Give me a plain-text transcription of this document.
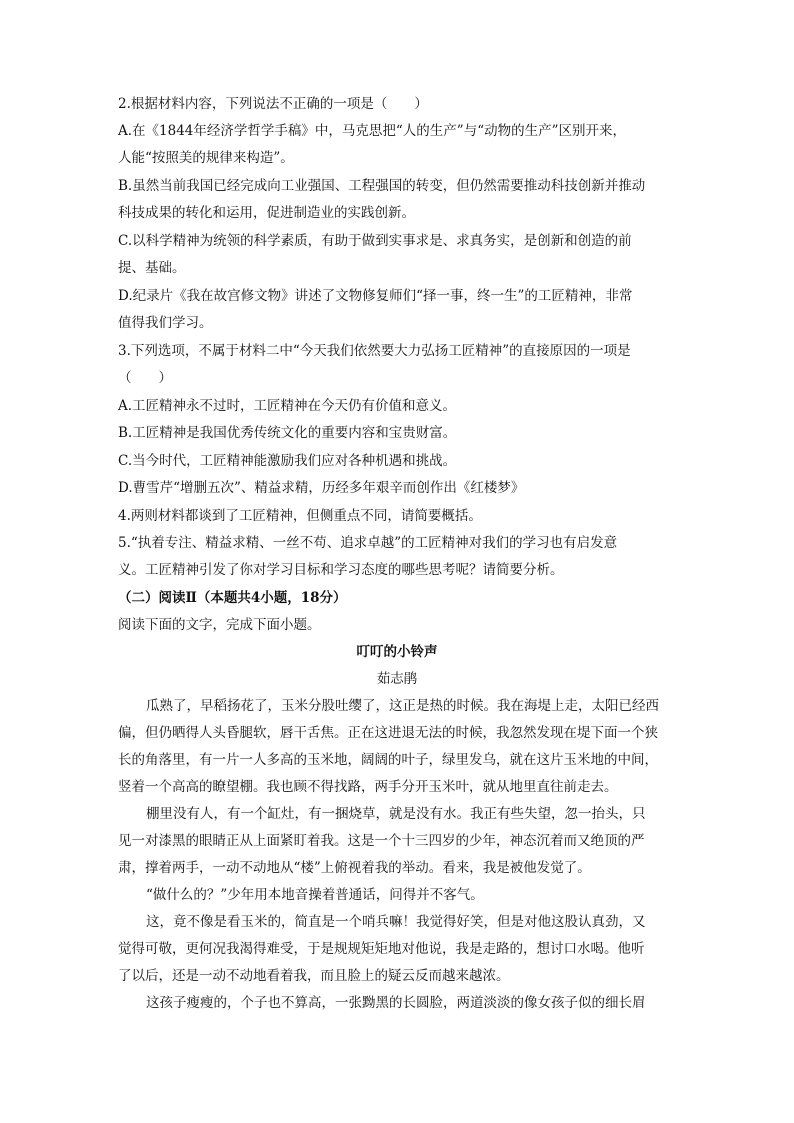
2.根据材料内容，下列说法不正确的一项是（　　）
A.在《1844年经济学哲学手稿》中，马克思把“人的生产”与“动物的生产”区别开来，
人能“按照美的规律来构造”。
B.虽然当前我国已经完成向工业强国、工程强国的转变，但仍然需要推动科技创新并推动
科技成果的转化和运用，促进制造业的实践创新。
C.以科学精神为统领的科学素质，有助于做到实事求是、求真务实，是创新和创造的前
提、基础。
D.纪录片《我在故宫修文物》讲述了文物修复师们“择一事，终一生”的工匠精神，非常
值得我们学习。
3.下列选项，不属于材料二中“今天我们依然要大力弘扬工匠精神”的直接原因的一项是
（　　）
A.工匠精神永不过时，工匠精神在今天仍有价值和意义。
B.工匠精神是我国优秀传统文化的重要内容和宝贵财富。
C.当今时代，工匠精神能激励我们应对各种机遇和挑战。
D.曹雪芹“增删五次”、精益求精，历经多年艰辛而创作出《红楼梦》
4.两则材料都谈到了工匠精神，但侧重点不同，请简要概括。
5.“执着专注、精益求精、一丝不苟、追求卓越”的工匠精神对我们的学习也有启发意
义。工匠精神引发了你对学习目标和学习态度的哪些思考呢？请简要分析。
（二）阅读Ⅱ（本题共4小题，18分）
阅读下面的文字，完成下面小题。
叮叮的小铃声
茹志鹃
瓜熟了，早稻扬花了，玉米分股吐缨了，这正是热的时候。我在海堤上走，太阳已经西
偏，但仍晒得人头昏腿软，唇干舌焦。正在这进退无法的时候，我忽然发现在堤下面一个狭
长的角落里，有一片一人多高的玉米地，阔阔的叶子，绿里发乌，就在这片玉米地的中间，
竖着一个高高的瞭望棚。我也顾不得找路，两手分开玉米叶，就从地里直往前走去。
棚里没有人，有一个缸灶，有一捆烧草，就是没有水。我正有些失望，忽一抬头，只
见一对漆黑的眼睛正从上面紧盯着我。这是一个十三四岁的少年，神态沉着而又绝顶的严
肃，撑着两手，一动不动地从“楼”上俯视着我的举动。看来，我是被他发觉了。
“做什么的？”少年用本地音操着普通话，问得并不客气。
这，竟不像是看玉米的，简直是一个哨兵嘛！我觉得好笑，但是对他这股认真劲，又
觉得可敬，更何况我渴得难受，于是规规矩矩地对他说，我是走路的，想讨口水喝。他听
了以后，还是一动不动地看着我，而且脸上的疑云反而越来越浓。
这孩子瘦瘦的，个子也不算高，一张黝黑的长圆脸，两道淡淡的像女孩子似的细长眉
====================
Show the lines of the material that contain the word "精益求精".

Answer in full:
D.曹雪芹“增删五次”、精益求精，历经多年艰辛而创作出《红楼梦》
5.“执着专注、精益求精、一丝不苟、追求卓越”的工匠精神对我们的学习也有启发意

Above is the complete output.